• [The problem]: An exact copy of every record is needed.

• [Extracted records]:

============

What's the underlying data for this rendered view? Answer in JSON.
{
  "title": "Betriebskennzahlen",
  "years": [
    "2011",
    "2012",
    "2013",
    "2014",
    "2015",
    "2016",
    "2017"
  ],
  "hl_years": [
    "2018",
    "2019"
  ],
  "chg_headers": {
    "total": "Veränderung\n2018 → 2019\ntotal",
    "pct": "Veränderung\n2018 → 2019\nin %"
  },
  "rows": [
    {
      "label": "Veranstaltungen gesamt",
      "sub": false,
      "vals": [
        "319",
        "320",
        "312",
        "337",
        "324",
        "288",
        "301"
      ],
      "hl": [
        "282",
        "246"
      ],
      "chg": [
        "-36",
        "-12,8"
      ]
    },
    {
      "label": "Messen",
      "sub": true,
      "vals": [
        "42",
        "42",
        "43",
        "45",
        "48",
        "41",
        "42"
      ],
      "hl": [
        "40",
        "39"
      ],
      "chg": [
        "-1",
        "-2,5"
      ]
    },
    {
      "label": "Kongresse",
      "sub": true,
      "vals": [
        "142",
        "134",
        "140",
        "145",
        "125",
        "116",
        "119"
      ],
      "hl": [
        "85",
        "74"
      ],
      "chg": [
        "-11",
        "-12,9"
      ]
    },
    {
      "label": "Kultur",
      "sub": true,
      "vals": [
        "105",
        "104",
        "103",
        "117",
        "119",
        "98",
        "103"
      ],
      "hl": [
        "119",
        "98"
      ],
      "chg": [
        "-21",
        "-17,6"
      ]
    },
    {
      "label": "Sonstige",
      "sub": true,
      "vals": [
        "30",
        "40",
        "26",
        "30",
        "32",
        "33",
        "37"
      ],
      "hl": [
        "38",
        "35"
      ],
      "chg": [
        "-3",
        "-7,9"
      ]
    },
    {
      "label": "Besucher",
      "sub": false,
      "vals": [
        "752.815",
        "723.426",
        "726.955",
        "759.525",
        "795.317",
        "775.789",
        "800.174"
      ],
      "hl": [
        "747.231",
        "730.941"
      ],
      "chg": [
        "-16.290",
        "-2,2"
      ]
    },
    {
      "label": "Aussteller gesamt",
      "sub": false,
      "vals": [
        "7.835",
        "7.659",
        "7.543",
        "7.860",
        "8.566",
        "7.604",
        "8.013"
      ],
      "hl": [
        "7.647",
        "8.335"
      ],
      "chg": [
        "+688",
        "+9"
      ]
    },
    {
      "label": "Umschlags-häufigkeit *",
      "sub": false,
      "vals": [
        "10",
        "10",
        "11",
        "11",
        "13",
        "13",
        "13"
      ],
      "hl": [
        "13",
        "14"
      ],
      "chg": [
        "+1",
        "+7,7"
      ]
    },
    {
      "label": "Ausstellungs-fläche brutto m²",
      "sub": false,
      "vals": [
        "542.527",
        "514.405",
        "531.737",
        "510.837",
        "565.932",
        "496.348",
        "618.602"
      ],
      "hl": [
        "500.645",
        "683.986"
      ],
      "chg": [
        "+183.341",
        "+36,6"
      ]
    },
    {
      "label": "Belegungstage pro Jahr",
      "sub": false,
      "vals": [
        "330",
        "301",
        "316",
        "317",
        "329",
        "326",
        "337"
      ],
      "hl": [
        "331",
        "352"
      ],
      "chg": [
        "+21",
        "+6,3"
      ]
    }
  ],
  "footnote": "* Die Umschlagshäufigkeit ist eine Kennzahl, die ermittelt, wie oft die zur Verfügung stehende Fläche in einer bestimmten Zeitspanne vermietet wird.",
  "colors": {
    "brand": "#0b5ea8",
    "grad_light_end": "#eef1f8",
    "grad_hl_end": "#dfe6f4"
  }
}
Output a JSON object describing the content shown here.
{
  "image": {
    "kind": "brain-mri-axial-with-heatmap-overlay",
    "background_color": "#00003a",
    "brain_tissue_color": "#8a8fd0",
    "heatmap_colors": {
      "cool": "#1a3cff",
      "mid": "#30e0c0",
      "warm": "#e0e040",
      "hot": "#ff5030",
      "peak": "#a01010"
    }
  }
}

============

• [Solution]:
What's the underlying data for this rendered view? Answer in JSON.
{
  "title": "Betriebskennzahlen",
  "years": [
    "2011",
    "2012",
    "2013",
    "2014",
    "2015",
    "2016",
    "2017"
  ],
  "hl_years": [
    "2018",
    "2019"
  ],
  "chg_headers": {
    "total": "Veränderung\n2018 → 2019\ntotal",
    "pct": "Veränderung\n2018 → 2019\nin %"
  },
  "rows": [
    {
      "label": "Veranstaltungen gesamt",
      "sub": false,
      "vals": [
        "319",
        "320",
        "312",
        "337",
        "324",
        "288",
        "301"
      ],
      "hl": [
        "282",
        "246"
      ],
      "chg": [
        "-36",
        "-12,8"
      ]
    },
    {
      "label": "Messen",
      "sub": true,
      "vals": [
        "42",
        "42",
        "43",
        "45",
        "48",
        "41",
        "42"
      ],
      "hl": [
        "40",
        "39"
      ],
      "chg": [
        "-1",
        "-2,5"
      ]
    },
    {
      "label": "Kongresse",
      "sub": true,
      "vals": [
        "142",
        "134",
        "140",
        "145",
        "125",
        "116",
        "119"
      ],
      "hl": [
        "85",
        "74"
      ],
      "chg": [
        "-11",
        "-12,9"
      ]
    },
    {
      "label": "Kultur",
      "sub": true,
      "vals": [
        "105",
        "104",
        "103",
        "117",
        "119",
        "98",
        "103"
      ],
      "hl": [
        "119",
        "98"
      ],
      "chg": [
        "-21",
        "-17,6"
      ]
    },
    {
      "label": "Sonstige",
      "sub": true,
      "vals": [
        "30",
        "40",
        "26",
        "30",
        "32",
        "33",
        "37"
      ],
      "hl": [
        "38",
        "35"
      ],
      "chg": [
        "-3",
        "-7,9"
      ]
    },
    {
      "label": "Besucher",
      "sub": false,
      "vals": [
        "752.815",
        "723.426",
        "726.955",
        "759.525",
        "795.317",
        "775.789",
        "800.174"
      ],
      "hl": [
        "747.231",
        "730.941"
      ],
      "chg": [
        "-16.290",
        "-2,2"
      ]
    },
    {
      "label": "Aussteller gesamt",
      "sub": false,
      "vals": [
        "7.835",
        "7.659",
        "7.543",
        "7.860",
        "8.566",
        "7.604",
        "8.013"
      ],
      "hl": [
        "7.647",
        "8.335"
      ],
      "chg": [
        "+688",
        "+9"
      ]
    },
    {
      "label": "Umschlags-häufigkeit *",
      "sub": false,
      "vals": [
        "10",
        "10",
        "11",
        "11",
        "13",
        "13",
        "13"
      ],
      "hl": [
        "13",
        "14"
      ],
      "chg": [
        "+1",
        "+7,7"
      ]
    },
    {
      "label": "Ausstellungs-fläche brutto m²",
      "sub": false,
      "vals": [
        "542.527",
        "514.405",
        "531.737",
        "510.837",
        "565.932",
        "496.348",
        "618.602"
      ],
      "hl": [
        "500.645",
        "683.986"
      ],
      "chg": [
        "+183.341",
        "+36,6"
      ]
    },
    {
      "label": "Belegungstage pro Jahr",
      "sub": false,
      "vals": [
        "330",
        "301",
        "316",
        "317",
        "329",
        "326",
        "337"
      ],
      "hl": [
        "331",
        "352"
      ],
      "chg": [
        "+21",
        "+6,3"
      ]
    }
  ],
  "footnote": "* Die Umschlagshäufigkeit ist eine Kennzahl, die ermittelt, wie oft die zur Verfügung stehende Fläche in einer bestimmten Zeitspanne vermietet wird.",
  "colors": {
    "brand": "#0b5ea8",
    "grad_light_end": "#eef1f8",
    "grad_hl_end": "#dfe6f4"
  }
}
Output a JSON object describing the content shown here.
{
  "image": {
    "kind": "brain-mri-axial-with-heatmap-overlay",
    "background_color": "#00003a",
    "brain_tissue_color": "#8a8fd0",
    "heatmap_colors": {
      "cool": "#1a3cff",
      "mid": "#30e0c0",
      "warm": "#e0e040",
      "hot": "#ff5030",
      "peak": "#a01010"
    }
  }
}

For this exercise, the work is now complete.